Extracted data entries

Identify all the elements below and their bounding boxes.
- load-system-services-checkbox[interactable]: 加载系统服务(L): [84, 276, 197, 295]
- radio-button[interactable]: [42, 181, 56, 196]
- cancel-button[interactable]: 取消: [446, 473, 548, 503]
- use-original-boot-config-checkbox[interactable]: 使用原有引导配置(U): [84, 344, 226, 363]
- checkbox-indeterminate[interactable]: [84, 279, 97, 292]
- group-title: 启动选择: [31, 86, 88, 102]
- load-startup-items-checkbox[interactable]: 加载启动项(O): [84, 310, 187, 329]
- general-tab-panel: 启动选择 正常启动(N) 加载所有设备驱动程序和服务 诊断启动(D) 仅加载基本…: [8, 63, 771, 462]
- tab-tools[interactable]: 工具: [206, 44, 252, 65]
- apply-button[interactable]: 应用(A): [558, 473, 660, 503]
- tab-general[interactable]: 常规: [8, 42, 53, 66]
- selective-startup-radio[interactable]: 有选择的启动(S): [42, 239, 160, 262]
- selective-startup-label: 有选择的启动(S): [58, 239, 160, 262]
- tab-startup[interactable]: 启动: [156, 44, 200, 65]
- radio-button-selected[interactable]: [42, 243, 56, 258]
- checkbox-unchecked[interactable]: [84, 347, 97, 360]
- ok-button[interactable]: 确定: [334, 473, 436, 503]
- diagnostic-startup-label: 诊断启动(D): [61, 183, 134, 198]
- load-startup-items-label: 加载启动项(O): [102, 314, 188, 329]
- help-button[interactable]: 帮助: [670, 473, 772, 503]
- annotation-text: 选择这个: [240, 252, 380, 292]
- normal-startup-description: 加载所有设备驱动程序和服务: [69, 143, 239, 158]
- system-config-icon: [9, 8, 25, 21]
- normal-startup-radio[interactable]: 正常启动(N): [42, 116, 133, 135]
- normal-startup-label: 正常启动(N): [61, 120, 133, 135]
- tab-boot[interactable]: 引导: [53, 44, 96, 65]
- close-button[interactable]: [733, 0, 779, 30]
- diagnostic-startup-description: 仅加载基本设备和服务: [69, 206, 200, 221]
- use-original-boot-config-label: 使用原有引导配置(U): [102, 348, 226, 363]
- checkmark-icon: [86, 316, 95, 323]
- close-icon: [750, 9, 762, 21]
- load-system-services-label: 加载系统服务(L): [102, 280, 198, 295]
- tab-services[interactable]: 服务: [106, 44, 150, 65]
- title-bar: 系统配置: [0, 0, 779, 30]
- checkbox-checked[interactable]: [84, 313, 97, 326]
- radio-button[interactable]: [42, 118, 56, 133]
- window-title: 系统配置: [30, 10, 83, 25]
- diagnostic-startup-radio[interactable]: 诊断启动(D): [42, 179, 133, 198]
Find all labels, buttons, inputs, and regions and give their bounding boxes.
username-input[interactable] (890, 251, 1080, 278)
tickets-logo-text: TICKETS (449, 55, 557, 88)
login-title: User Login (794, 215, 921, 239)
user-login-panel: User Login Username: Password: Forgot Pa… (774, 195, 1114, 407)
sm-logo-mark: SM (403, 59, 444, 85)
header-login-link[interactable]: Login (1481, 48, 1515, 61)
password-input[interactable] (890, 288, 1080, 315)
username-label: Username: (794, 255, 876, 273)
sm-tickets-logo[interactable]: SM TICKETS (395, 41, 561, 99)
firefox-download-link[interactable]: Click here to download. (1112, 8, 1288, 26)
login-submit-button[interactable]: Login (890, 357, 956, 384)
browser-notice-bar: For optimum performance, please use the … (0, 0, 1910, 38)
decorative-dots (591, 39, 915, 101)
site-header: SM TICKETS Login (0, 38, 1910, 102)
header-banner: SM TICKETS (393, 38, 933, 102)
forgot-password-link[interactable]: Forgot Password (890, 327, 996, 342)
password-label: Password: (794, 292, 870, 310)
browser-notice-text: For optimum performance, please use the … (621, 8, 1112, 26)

**What this task involves**
Give all the records above as a Markdown table with two columns, No. and Line. Number each row in order, put one line per row, and omit blank lines.

**Solution to this task**
| No. | Line |
|---|---|
| 1 | Identify all the elements below and their bounding boxes. |
| 2 | - load-system-services-checkbox[interactable]: 加载系统服务(L): [84, 276, 197, 295] |
| 3 | - radio-button[interactable]: [42, 181, 56, 196] |
| 4 | - cancel-button[interactable]: 取消: [446, 473, 548, 503] |
| 5 | - use-original-boot-config-checkbox[interactable]: 使用原有引导配置(U): [84, 344, 226, 363] |
| 6 | - checkbox-indeterminate[interactable]: [84, 279, 97, 292] |
| 7 | - group-title: 启动选择: [31, 86, 88, 102] |
| 8 | - load-startup-items-checkbox[interactable]: 加载启动项(O): [84, 310, 187, 329] |
| 9 | - general-tab-panel: 启动选择 正常启动(N) 加载所有设备驱动程序和服务 诊断启动(D) 仅加载基本…: [8, 63, 771, 462] |
| 10 | - tab-tools[interactable]: 工具: [206, 44, 252, 65] |
| 11 | - apply-button[interactable]: 应用(A): [558, 473, 660, 503] |
| 12 | - tab-general[interactable]: 常规: [8, 42, 53, 66] |
| 13 | - selective-startup-radio[interactable]: 有选择的启动(S): [42, 239, 160, 262] |
| 14 | - selective-startup-label: 有选择的启动(S): [58, 239, 160, 262] |
| 15 | - tab-startup[interactable]: 启动: [156, 44, 200, 65] |
| 16 | - radio-button-selected[interactable]: [42, 243, 56, 258] |
| 17 | - checkbox-unchecked[interactable]: [84, 347, 97, 360] |
| 18 | - ok-button[interactable]: 确定: [334, 473, 436, 503] |
| 19 | - diagnostic-startup-label: 诊断启动(D): [61, 183, 134, 198] |
| 20 | - load-startup-items-label: 加载启动项(O): [102, 314, 188, 329] |
| 21 | - help-button[interactable]: 帮助: [670, 473, 772, 503] |
| 22 | - annotation-text: 选择这个: [240, 252, 380, 292] |
| 23 | - normal-startup-description: 加载所有设备驱动程序和服务: [69, 143, 239, 158] |
| 24 | - system-config-icon: [9, 8, 25, 21] |
| 25 | - normal-startup-radio[interactable]: 正常启动(N): [42, 116, 133, 135] |
| 26 | - normal-startup-label: 正常启动(N): [61, 120, 133, 135] |
| 27 | - tab-boot[interactable]: 引导: [53, 44, 96, 65] |
| 28 | - close-button[interactable]: [733, 0, 779, 30] |
| 29 | - diagnostic-startup-description: 仅加载基本设备和服务: [69, 206, 200, 221] |
| 30 | - use-original-boot-config-label: 使用原有引导配置(U): [102, 348, 226, 363] |
| 31 | - checkmark-icon: [86, 316, 95, 323] |
| 32 | - close-icon: [750, 9, 762, 21] |
| 33 | - load-system-services-label: 加载系统服务(L): [102, 280, 198, 295] |
| 34 | - tab-services[interactable]: 服务: [106, 44, 150, 65] |
| 35 | - title-bar: 系统配置: [0, 0, 779, 30] |
| 36 | - checkbox-checked[interactable]: [84, 313, 97, 326] |
| 37 | - radio-button[interactable]: [42, 118, 56, 133] |
| 38 | - window-title: 系统配置: [30, 10, 83, 25] |
| 39 | - diagnostic-startup-radio[interactable]: 诊断启动(D): [42, 179, 133, 198] |
| 40 | Find all labels, buttons, inputs, and regions and give their bounding boxes. |
| 41 | username-input[interactable] (890, 251, 1080, 278) |
| 42 | tickets-logo-text: TICKETS (449, 55, 557, 88) |
| 43 | login-title: User Login (794, 215, 921, 239) |
| 44 | user-login-panel: User Login Username: Password: Forgot Pa… (774, 195, 1114, 407) |
| 45 | sm-logo-mark: SM (403, 59, 444, 85) |
| 46 | header-login-link[interactable]: Login (1481, 48, 1515, 61) |
| 47 | password-input[interactable] (890, 288, 1080, 315) |
| 48 | username-label: Username: (794, 255, 876, 273) |
| 49 | sm-tickets-logo[interactable]: SM TICKETS (395, 41, 561, 99) |
| 50 | firefox-download-link[interactable]: Click here to download. (1112, 8, 1288, 26) |
| 51 | login-submit-button[interactable]: Login (890, 357, 956, 384) |
| 52 | browser-notice-bar: For optimum performance, please use the … (0, 0, 1910, 38) |
| 53 | decorative-dots (591, 39, 915, 101) |
| 54 | site-header: SM TICKETS Login (0, 38, 1910, 102) |
| 55 | header-banner: SM TICKETS (393, 38, 933, 102) |
| 56 | forgot-password-link[interactable]: Forgot Password (890, 327, 996, 342) |
| 57 | password-label: Password: (794, 292, 870, 310) |
| 58 | browser-notice-text: For optimum performance, please use the … (621, 8, 1112, 26) |